_What is expected_
Every entry must be repeated exactly. Exclude all pictures.

_Source data_
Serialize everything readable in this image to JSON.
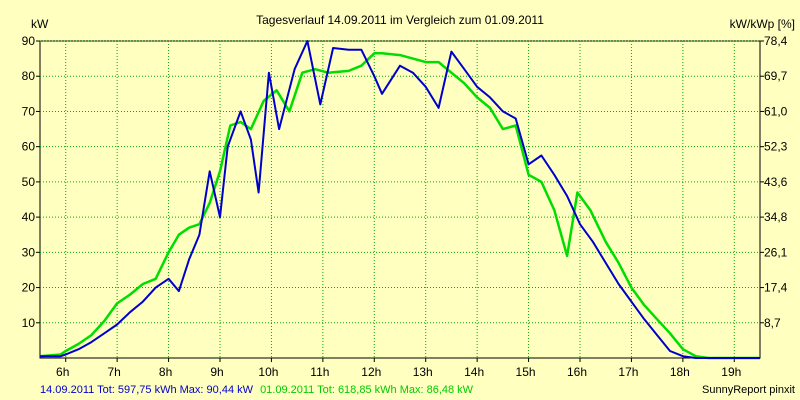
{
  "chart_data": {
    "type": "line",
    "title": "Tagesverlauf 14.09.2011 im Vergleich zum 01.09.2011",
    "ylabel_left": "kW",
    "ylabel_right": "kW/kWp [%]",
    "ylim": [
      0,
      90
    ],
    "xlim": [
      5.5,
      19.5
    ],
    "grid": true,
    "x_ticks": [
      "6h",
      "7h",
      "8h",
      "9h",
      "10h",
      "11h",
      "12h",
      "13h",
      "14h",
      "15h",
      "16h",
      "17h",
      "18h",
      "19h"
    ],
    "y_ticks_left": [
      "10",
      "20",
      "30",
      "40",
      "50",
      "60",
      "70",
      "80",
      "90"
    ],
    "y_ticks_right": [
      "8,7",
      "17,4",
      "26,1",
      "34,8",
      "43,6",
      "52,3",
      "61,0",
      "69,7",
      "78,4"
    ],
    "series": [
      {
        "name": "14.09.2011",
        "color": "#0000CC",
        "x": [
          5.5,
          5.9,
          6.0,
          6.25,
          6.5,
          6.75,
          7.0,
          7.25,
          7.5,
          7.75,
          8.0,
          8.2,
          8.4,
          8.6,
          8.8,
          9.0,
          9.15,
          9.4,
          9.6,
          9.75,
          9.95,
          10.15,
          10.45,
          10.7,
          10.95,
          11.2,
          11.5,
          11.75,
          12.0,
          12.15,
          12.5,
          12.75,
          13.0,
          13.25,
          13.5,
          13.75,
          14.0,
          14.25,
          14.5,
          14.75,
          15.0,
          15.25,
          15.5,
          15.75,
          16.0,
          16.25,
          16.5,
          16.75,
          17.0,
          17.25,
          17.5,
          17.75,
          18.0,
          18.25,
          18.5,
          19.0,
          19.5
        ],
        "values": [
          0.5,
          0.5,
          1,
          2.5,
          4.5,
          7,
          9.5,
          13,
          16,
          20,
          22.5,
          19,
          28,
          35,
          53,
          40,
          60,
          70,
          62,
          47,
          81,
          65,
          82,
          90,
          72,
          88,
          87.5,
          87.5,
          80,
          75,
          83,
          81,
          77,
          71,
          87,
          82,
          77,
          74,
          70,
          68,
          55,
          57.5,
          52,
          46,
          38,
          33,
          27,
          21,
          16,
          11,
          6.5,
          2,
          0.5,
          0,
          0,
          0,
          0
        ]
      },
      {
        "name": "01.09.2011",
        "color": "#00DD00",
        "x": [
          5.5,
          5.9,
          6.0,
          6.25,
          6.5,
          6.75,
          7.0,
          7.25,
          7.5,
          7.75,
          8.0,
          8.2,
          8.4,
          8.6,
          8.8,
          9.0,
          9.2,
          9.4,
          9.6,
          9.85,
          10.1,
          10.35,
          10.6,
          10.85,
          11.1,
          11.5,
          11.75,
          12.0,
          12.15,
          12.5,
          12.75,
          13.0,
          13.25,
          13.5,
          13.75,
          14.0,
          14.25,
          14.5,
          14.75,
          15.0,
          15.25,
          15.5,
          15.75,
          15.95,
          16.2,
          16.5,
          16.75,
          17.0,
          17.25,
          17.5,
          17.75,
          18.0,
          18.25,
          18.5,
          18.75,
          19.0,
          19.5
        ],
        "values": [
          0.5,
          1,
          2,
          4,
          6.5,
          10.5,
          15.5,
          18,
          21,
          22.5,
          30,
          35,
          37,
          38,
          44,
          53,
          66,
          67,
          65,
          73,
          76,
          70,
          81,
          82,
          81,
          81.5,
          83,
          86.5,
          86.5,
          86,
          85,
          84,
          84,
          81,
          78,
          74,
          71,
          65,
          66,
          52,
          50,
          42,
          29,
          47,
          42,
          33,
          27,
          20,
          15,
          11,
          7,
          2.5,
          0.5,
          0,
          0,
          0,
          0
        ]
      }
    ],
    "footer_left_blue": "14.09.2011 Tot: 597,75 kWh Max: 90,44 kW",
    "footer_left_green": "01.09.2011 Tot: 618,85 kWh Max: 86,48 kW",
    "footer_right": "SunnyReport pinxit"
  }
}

_Solution below_
Serialize everything readable in this image to JSON.
{
  "chart_data": {
    "type": "line",
    "title": "Tagesverlauf 14.09.2011 im Vergleich zum 01.09.2011",
    "ylabel_left": "kW",
    "ylabel_right": "kW/kWp [%]",
    "ylim": [
      0,
      90
    ],
    "xlim": [
      5.5,
      19.5
    ],
    "grid": true,
    "x_ticks": [
      "6h",
      "7h",
      "8h",
      "9h",
      "10h",
      "11h",
      "12h",
      "13h",
      "14h",
      "15h",
      "16h",
      "17h",
      "18h",
      "19h"
    ],
    "y_ticks_left": [
      "10",
      "20",
      "30",
      "40",
      "50",
      "60",
      "70",
      "80",
      "90"
    ],
    "y_ticks_right": [
      "8,7",
      "17,4",
      "26,1",
      "34,8",
      "43,6",
      "52,3",
      "61,0",
      "69,7",
      "78,4"
    ],
    "series": [
      {
        "name": "14.09.2011",
        "color": "#0000CC",
        "x": [
          5.5,
          5.9,
          6.0,
          6.25,
          6.5,
          6.75,
          7.0,
          7.25,
          7.5,
          7.75,
          8.0,
          8.2,
          8.4,
          8.6,
          8.8,
          9.0,
          9.15,
          9.4,
          9.6,
          9.75,
          9.95,
          10.15,
          10.45,
          10.7,
          10.95,
          11.2,
          11.5,
          11.75,
          12.0,
          12.15,
          12.5,
          12.75,
          13.0,
          13.25,
          13.5,
          13.75,
          14.0,
          14.25,
          14.5,
          14.75,
          15.0,
          15.25,
          15.5,
          15.75,
          16.0,
          16.25,
          16.5,
          16.75,
          17.0,
          17.25,
          17.5,
          17.75,
          18.0,
          18.25,
          18.5,
          19.0,
          19.5
        ],
        "values": [
          0.5,
          0.5,
          1,
          2.5,
          4.5,
          7,
          9.5,
          13,
          16,
          20,
          22.5,
          19,
          28,
          35,
          53,
          40,
          60,
          70,
          62,
          47,
          81,
          65,
          82,
          90,
          72,
          88,
          87.5,
          87.5,
          80,
          75,
          83,
          81,
          77,
          71,
          87,
          82,
          77,
          74,
          70,
          68,
          55,
          57.5,
          52,
          46,
          38,
          33,
          27,
          21,
          16,
          11,
          6.5,
          2,
          0.5,
          0,
          0,
          0,
          0
        ]
      },
      {
        "name": "01.09.2011",
        "color": "#00DD00",
        "x": [
          5.5,
          5.9,
          6.0,
          6.25,
          6.5,
          6.75,
          7.0,
          7.25,
          7.5,
          7.75,
          8.0,
          8.2,
          8.4,
          8.6,
          8.8,
          9.0,
          9.2,
          9.4,
          9.6,
          9.85,
          10.1,
          10.35,
          10.6,
          10.85,
          11.1,
          11.5,
          11.75,
          12.0,
          12.15,
          12.5,
          12.75,
          13.0,
          13.25,
          13.5,
          13.75,
          14.0,
          14.25,
          14.5,
          14.75,
          15.0,
          15.25,
          15.5,
          15.75,
          15.95,
          16.2,
          16.5,
          16.75,
          17.0,
          17.25,
          17.5,
          17.75,
          18.0,
          18.25,
          18.5,
          18.75,
          19.0,
          19.5
        ],
        "values": [
          0.5,
          1,
          2,
          4,
          6.5,
          10.5,
          15.5,
          18,
          21,
          22.5,
          30,
          35,
          37,
          38,
          44,
          53,
          66,
          67,
          65,
          73,
          76,
          70,
          81,
          82,
          81,
          81.5,
          83,
          86.5,
          86.5,
          86,
          85,
          84,
          84,
          81,
          78,
          74,
          71,
          65,
          66,
          52,
          50,
          42,
          29,
          47,
          42,
          33,
          27,
          20,
          15,
          11,
          7,
          2.5,
          0.5,
          0,
          0,
          0,
          0
        ]
      }
    ],
    "footer_left_blue": "14.09.2011 Tot: 597,75 kWh Max: 90,44 kW",
    "footer_left_green": "01.09.2011 Tot: 618,85 kWh Max: 86,48 kW",
    "footer_right": "SunnyReport pinxit"
  }
}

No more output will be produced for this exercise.